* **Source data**
--
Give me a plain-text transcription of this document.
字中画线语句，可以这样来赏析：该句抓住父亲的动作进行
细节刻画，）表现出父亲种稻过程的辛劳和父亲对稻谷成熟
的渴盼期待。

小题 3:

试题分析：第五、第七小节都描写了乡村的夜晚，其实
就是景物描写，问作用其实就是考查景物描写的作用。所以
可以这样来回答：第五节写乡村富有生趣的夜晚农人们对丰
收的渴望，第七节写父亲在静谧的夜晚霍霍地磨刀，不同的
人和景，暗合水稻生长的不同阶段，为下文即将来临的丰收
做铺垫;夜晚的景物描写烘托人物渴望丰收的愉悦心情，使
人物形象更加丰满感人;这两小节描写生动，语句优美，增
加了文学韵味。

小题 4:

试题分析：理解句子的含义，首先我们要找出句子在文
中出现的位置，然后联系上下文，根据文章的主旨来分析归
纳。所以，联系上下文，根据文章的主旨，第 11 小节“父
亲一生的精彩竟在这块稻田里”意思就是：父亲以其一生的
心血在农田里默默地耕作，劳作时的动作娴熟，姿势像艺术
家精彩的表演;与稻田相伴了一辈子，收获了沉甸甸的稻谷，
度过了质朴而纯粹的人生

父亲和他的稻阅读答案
--
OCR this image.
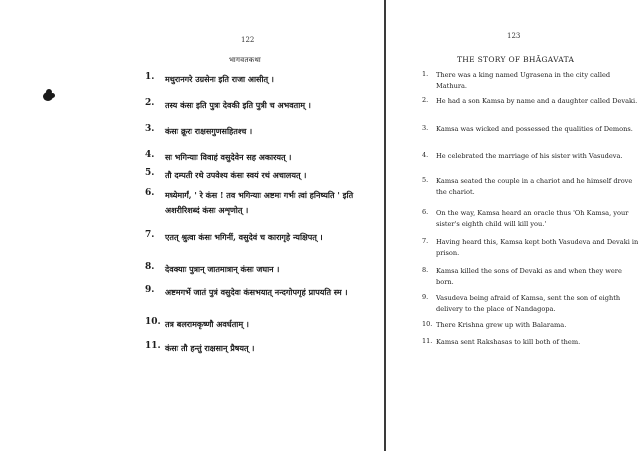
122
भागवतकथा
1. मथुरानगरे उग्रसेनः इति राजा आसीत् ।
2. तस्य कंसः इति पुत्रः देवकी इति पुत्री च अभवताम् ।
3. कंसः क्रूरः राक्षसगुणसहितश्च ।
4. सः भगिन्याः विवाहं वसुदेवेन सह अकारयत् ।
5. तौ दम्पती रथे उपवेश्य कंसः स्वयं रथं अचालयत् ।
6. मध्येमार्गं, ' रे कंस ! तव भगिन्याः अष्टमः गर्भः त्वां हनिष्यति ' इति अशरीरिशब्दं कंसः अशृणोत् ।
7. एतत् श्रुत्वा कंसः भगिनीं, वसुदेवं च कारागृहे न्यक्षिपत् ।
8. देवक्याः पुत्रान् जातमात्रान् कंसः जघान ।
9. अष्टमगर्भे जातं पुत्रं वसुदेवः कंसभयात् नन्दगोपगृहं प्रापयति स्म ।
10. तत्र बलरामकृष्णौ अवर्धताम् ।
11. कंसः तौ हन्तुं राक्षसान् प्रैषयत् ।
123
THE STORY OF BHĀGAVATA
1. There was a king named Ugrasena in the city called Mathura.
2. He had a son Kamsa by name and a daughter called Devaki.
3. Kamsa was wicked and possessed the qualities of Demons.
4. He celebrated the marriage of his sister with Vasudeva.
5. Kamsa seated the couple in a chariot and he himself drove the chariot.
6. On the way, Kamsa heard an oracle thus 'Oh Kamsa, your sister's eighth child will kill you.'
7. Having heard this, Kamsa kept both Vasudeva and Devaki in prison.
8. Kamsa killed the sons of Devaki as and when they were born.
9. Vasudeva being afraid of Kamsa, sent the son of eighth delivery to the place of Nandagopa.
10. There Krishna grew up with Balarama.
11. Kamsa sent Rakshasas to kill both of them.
--
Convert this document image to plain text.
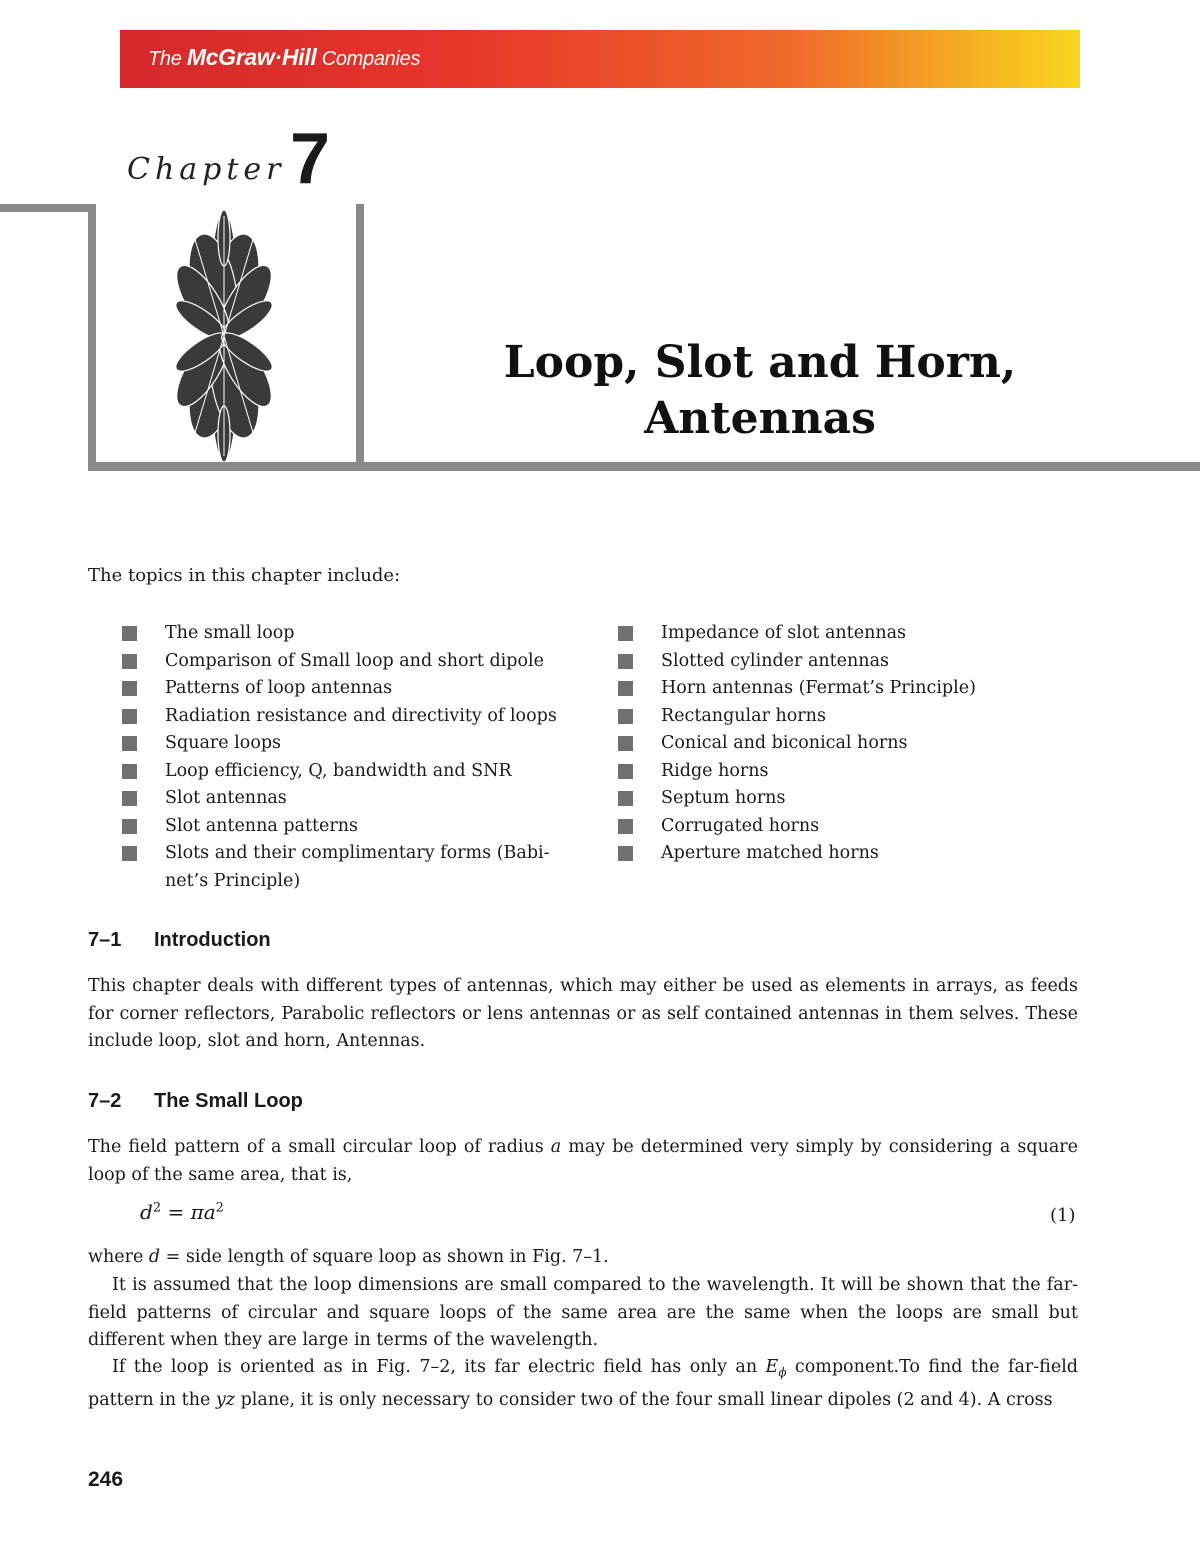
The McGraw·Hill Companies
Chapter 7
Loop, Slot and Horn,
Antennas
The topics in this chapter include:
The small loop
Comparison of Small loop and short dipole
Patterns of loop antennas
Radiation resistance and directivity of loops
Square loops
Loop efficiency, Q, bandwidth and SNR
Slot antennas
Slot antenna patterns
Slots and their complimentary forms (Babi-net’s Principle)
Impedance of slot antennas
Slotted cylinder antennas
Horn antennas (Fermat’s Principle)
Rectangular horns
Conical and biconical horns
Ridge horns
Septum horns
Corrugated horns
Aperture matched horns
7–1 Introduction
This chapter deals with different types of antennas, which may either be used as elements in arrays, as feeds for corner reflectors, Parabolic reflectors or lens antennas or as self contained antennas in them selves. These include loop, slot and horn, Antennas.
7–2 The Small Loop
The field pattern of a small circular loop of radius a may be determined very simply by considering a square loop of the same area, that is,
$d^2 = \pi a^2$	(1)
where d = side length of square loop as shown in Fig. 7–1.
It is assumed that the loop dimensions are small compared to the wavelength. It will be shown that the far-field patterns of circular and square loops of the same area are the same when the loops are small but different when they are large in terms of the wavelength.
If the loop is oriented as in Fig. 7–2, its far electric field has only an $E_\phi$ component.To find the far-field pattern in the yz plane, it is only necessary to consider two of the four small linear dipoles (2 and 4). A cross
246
--
Return every line above that contains the word "试题分析".

试题分析：第五、第七小节都描写了乡村的夜晚，其实
试题分析：理解句子的含义，首先我们要找出句子在文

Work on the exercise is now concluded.